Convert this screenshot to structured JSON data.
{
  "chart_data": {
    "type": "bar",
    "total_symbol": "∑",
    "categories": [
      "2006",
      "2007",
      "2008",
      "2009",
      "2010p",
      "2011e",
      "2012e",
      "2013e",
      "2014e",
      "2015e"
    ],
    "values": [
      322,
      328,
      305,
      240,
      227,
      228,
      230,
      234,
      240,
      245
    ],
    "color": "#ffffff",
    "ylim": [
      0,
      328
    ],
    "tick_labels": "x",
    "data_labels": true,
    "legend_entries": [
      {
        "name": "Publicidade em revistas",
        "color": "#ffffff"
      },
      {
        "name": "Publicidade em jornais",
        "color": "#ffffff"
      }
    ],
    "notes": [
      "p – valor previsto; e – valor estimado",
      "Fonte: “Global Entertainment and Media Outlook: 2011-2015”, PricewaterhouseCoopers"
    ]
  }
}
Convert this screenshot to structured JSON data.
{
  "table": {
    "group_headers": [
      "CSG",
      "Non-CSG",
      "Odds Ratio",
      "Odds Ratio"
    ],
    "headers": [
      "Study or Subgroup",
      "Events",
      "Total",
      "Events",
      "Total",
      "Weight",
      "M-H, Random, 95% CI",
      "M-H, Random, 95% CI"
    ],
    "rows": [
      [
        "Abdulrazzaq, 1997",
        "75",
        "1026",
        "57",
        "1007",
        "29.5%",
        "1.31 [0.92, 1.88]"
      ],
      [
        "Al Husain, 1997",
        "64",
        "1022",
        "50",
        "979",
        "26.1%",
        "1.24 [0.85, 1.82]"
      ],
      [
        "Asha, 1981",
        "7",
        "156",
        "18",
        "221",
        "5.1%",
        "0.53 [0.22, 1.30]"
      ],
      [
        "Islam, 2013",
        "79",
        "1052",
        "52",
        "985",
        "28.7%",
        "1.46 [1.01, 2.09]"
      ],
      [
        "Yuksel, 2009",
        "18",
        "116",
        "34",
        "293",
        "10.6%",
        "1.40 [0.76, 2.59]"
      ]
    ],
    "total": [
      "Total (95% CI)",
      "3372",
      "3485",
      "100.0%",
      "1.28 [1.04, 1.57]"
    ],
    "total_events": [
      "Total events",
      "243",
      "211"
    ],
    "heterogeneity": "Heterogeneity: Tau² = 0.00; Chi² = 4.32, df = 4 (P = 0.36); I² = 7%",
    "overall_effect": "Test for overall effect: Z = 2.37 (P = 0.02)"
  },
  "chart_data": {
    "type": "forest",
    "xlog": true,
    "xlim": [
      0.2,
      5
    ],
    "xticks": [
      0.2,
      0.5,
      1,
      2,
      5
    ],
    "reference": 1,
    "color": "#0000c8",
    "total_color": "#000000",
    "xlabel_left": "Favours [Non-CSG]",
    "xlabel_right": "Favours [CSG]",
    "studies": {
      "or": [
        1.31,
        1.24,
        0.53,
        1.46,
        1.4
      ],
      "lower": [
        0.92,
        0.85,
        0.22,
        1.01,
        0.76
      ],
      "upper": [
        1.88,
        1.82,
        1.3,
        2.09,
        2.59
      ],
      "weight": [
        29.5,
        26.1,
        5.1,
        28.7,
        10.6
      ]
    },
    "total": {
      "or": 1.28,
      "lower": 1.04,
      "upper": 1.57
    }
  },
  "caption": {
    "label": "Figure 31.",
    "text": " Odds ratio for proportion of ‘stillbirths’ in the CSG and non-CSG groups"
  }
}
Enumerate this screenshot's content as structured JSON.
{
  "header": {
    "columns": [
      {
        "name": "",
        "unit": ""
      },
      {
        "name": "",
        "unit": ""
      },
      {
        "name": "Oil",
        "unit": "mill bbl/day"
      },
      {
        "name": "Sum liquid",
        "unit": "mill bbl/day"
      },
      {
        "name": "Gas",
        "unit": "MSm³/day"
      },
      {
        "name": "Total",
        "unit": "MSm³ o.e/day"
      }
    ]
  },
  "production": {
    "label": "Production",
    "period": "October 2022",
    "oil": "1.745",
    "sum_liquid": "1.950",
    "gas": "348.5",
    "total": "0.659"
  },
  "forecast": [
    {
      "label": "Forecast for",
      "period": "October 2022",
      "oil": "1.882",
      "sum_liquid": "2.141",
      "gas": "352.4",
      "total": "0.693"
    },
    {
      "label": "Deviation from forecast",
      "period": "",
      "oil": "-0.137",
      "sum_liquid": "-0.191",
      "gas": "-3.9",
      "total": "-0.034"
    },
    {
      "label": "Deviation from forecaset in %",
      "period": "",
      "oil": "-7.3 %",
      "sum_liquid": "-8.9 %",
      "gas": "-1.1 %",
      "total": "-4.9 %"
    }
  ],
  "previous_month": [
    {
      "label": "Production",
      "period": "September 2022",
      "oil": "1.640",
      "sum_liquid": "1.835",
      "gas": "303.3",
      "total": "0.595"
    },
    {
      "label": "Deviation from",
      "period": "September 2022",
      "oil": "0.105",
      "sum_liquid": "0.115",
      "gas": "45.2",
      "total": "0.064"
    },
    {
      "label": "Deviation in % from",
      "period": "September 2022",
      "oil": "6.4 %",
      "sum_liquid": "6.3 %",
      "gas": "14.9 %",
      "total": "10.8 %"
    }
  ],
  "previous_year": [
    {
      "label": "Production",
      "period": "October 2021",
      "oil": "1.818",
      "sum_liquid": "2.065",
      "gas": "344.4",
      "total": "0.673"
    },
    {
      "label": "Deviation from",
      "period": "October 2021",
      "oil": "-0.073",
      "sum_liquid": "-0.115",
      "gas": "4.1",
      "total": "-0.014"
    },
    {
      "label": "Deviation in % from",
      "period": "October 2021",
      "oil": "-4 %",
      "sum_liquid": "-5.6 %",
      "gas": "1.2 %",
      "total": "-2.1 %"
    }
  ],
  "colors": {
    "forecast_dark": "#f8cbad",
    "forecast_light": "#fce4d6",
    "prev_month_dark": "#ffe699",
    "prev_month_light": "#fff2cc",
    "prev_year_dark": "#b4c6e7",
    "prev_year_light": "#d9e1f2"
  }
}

--

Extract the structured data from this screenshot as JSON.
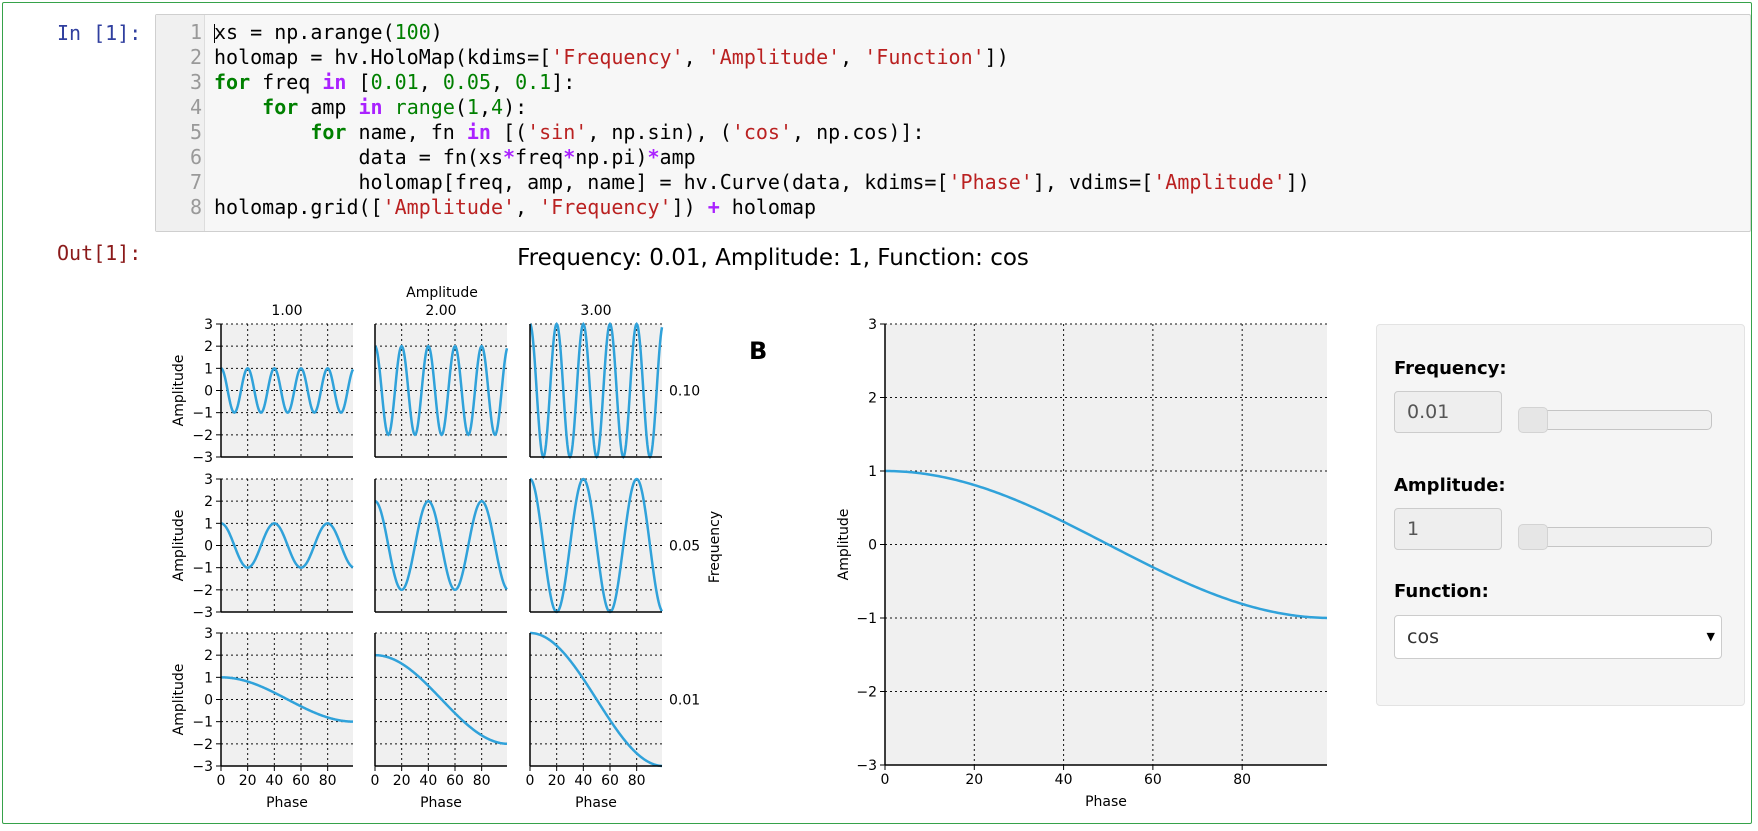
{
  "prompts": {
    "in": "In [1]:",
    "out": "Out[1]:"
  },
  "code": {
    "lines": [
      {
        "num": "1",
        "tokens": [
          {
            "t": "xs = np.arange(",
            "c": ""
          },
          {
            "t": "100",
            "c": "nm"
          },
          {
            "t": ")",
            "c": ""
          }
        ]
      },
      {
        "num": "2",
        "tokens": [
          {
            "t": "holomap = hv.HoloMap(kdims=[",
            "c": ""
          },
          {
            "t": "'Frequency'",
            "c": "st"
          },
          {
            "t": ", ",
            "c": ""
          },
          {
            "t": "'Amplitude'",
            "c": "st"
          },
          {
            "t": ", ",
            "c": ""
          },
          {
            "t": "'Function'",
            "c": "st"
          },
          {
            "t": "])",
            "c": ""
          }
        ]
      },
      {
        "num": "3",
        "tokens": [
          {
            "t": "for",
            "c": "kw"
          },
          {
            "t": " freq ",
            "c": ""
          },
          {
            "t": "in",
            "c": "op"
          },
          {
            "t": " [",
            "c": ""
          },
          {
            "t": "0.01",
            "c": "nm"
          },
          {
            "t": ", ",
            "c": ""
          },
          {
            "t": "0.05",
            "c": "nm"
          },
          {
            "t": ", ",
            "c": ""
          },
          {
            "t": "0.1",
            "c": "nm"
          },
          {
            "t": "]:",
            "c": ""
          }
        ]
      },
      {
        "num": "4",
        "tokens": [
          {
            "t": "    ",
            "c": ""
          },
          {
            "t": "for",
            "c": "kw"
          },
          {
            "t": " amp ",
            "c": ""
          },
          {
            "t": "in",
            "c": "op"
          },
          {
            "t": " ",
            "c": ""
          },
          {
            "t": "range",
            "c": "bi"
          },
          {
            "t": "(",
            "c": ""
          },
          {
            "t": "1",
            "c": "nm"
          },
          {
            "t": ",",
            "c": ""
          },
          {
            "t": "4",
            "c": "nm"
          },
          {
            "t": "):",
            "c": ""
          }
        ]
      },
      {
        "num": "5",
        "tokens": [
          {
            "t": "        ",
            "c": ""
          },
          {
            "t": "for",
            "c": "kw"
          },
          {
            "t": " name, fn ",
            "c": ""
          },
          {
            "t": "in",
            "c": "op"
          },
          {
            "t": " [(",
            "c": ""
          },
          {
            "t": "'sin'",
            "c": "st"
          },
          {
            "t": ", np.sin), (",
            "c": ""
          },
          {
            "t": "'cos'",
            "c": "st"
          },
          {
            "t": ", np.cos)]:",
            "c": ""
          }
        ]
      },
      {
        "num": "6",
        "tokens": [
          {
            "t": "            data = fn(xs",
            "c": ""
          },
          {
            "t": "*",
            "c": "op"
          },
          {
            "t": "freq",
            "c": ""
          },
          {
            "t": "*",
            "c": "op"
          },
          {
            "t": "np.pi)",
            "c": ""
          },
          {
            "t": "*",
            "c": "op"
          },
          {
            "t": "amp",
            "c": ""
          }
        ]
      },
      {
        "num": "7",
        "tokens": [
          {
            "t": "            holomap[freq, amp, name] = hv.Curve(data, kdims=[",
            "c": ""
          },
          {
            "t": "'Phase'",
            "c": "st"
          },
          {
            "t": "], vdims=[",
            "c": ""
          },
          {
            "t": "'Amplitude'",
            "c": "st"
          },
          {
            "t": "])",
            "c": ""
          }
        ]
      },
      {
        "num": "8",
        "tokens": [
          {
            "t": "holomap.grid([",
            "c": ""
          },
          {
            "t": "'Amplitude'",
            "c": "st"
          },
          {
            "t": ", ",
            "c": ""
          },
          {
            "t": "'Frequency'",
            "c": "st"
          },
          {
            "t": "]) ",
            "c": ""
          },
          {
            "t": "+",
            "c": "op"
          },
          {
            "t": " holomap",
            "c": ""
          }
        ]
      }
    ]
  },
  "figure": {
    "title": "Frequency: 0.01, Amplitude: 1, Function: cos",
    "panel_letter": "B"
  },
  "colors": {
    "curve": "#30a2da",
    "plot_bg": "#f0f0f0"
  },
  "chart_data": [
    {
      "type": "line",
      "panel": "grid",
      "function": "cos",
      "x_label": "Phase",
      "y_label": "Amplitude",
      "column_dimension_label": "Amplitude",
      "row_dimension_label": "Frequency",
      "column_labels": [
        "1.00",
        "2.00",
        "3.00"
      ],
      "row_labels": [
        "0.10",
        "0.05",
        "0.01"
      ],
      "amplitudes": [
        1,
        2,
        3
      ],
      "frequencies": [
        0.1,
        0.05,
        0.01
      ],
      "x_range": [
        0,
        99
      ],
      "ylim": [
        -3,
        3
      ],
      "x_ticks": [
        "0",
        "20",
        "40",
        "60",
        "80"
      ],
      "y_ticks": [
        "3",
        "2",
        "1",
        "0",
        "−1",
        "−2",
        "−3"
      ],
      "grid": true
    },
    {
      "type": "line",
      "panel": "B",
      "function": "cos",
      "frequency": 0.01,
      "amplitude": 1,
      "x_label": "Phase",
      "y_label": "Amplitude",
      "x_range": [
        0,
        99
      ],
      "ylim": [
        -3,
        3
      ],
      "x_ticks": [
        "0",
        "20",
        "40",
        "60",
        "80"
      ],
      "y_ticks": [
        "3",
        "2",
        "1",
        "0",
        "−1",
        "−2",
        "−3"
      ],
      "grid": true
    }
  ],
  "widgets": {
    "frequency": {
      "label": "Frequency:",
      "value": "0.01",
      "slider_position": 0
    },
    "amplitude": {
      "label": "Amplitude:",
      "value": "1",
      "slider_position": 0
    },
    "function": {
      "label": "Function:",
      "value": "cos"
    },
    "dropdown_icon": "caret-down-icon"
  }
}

==

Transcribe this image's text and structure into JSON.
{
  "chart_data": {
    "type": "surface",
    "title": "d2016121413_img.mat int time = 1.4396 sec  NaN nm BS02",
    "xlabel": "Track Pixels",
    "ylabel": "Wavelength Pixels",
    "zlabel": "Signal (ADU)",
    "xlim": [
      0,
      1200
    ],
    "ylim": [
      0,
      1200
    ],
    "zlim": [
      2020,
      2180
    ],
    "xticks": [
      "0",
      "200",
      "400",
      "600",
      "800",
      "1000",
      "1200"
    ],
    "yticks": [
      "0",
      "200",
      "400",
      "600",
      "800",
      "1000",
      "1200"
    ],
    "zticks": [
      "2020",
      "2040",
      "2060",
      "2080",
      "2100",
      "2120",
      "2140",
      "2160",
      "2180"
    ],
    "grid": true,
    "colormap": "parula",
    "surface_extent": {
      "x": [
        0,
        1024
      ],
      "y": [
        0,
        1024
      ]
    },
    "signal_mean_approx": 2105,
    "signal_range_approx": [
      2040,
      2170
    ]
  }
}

_Exercise requirements_. In the entries above, identify every line with the string "grid".

_Exercise result_.
            "t": "holomap.grid([",
      "panel": "grid",
      "grid": true
      "grid": true
    "grid": true,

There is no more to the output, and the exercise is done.